Written instruction:
Pull out from the material below all lines with "JSON".

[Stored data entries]
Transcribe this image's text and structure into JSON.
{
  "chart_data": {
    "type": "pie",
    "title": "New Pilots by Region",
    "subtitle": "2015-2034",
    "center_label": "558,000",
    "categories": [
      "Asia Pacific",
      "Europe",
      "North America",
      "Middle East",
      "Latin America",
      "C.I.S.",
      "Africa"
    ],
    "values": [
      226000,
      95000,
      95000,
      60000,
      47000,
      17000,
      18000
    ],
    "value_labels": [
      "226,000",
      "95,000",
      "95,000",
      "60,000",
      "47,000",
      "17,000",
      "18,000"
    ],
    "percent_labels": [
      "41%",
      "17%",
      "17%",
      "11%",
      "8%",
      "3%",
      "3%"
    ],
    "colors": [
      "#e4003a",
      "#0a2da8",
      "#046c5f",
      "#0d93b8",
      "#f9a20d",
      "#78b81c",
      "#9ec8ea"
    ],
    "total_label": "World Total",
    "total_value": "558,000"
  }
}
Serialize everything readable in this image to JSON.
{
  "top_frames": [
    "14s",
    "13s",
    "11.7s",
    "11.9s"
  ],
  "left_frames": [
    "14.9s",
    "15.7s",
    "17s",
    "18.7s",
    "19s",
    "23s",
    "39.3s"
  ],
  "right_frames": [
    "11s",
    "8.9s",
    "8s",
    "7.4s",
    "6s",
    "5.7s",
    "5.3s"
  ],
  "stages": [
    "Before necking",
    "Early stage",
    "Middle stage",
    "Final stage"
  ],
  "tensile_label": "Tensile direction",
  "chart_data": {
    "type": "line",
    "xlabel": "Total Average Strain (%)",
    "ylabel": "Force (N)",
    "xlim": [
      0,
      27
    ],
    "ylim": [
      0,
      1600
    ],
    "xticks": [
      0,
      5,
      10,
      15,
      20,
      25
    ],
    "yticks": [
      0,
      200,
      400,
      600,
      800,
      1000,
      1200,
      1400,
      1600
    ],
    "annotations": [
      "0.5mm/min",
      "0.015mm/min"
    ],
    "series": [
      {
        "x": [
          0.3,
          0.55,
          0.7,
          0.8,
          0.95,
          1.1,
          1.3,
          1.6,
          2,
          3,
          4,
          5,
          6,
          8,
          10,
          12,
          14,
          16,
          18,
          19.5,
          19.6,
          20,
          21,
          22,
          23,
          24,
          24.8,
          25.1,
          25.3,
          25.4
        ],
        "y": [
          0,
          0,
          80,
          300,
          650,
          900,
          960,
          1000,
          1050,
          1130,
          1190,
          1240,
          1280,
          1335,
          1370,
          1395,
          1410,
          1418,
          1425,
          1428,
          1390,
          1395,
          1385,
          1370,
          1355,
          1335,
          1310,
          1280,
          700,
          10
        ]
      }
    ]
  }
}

---

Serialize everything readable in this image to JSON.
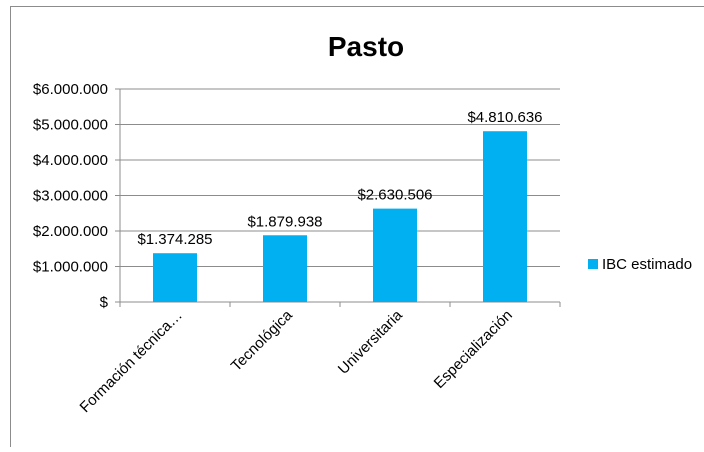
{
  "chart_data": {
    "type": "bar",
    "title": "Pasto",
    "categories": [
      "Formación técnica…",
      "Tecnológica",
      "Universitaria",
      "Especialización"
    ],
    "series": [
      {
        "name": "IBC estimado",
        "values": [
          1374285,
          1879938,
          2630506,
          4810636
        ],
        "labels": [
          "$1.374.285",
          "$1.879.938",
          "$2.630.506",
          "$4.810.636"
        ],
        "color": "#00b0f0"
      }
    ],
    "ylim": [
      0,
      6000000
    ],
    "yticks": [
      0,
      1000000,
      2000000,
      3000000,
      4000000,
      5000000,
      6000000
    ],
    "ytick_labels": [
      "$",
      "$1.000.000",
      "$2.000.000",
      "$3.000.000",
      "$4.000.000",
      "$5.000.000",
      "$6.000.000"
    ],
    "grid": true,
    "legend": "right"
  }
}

* * *

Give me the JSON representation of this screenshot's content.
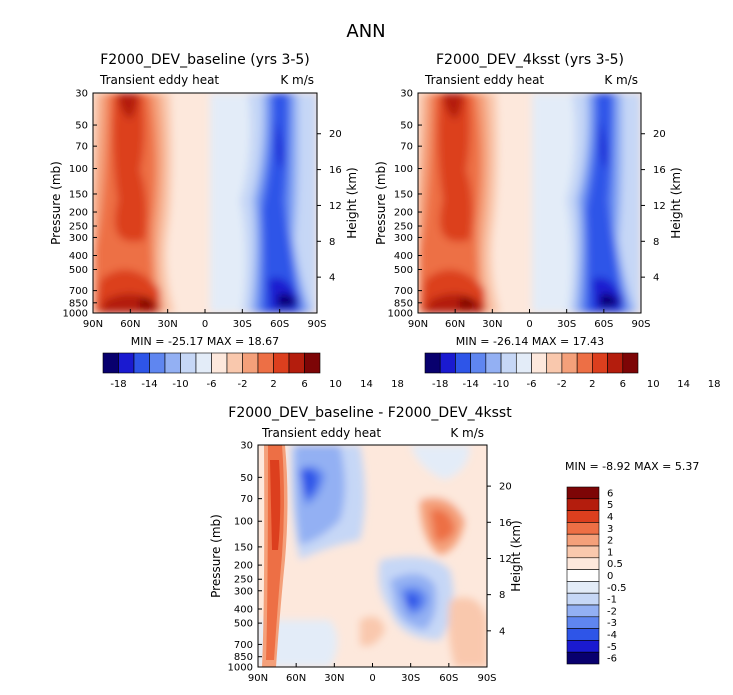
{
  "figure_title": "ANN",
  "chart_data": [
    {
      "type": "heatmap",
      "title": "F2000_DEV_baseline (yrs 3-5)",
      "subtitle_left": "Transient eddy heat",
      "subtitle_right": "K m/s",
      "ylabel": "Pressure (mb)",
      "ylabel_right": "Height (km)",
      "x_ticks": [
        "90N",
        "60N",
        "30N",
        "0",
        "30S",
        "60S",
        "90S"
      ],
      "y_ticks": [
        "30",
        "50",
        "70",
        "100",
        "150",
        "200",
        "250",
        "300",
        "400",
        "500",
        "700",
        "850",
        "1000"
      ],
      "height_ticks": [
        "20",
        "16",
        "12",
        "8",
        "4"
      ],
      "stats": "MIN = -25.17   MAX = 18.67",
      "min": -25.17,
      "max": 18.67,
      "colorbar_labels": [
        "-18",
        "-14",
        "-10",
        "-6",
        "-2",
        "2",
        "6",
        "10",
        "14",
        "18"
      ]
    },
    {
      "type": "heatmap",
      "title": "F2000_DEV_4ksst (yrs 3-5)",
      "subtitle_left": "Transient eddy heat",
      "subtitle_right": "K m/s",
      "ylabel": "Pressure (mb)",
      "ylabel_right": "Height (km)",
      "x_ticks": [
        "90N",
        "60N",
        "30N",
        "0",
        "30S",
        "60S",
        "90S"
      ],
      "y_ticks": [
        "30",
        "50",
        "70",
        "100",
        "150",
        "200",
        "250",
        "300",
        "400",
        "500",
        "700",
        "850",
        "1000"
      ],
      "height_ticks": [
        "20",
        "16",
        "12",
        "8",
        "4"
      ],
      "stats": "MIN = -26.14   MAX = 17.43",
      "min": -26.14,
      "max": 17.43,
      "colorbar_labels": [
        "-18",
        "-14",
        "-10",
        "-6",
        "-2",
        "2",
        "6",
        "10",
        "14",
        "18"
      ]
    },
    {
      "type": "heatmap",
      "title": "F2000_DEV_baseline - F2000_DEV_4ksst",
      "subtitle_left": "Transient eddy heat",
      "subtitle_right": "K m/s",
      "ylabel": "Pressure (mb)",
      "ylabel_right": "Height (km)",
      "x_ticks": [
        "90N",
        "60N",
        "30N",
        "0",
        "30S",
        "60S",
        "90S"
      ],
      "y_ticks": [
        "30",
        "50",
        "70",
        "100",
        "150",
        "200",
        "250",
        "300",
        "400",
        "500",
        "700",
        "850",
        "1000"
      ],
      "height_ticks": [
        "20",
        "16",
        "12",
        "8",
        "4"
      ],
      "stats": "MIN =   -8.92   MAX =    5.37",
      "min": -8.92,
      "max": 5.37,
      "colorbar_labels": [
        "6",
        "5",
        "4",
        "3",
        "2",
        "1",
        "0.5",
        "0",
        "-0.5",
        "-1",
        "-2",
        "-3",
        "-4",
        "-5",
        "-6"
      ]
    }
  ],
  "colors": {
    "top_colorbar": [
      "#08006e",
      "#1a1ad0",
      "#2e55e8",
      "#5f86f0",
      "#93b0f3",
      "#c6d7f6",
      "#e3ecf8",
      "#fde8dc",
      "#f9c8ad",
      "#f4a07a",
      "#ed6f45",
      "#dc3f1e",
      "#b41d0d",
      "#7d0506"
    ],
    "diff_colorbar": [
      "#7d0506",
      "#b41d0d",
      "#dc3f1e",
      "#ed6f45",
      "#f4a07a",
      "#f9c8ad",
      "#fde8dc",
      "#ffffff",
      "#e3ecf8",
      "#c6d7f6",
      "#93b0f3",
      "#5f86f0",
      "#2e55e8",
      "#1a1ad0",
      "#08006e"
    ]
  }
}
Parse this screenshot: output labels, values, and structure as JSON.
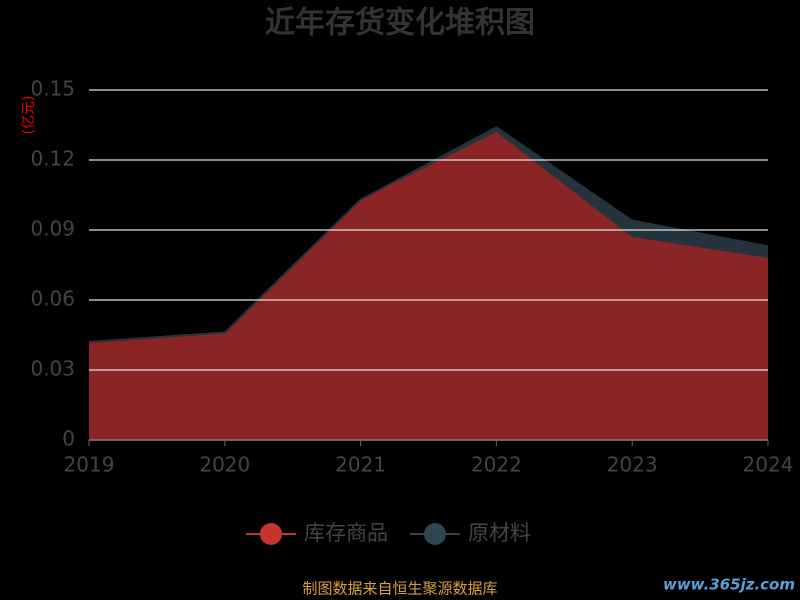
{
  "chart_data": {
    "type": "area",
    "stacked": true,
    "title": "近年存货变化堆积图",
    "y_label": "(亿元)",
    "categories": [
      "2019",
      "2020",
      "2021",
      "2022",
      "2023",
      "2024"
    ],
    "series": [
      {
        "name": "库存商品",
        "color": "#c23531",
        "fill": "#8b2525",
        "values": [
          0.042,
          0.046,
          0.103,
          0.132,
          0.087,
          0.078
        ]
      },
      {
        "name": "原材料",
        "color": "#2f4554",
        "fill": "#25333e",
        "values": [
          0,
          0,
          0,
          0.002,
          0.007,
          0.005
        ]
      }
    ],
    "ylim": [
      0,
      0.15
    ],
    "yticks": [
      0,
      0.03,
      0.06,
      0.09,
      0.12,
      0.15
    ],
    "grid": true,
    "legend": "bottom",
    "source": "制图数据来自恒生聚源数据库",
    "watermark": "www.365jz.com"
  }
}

Result:
Transcribe this image's text and structure into JSON.
Serialize everything readable in this image to JSON.
Serialize everything readable in this image to JSON.
Give me the JSON representation of this screenshot's content.
Parse this screenshot: output labels, values, and structure as JSON.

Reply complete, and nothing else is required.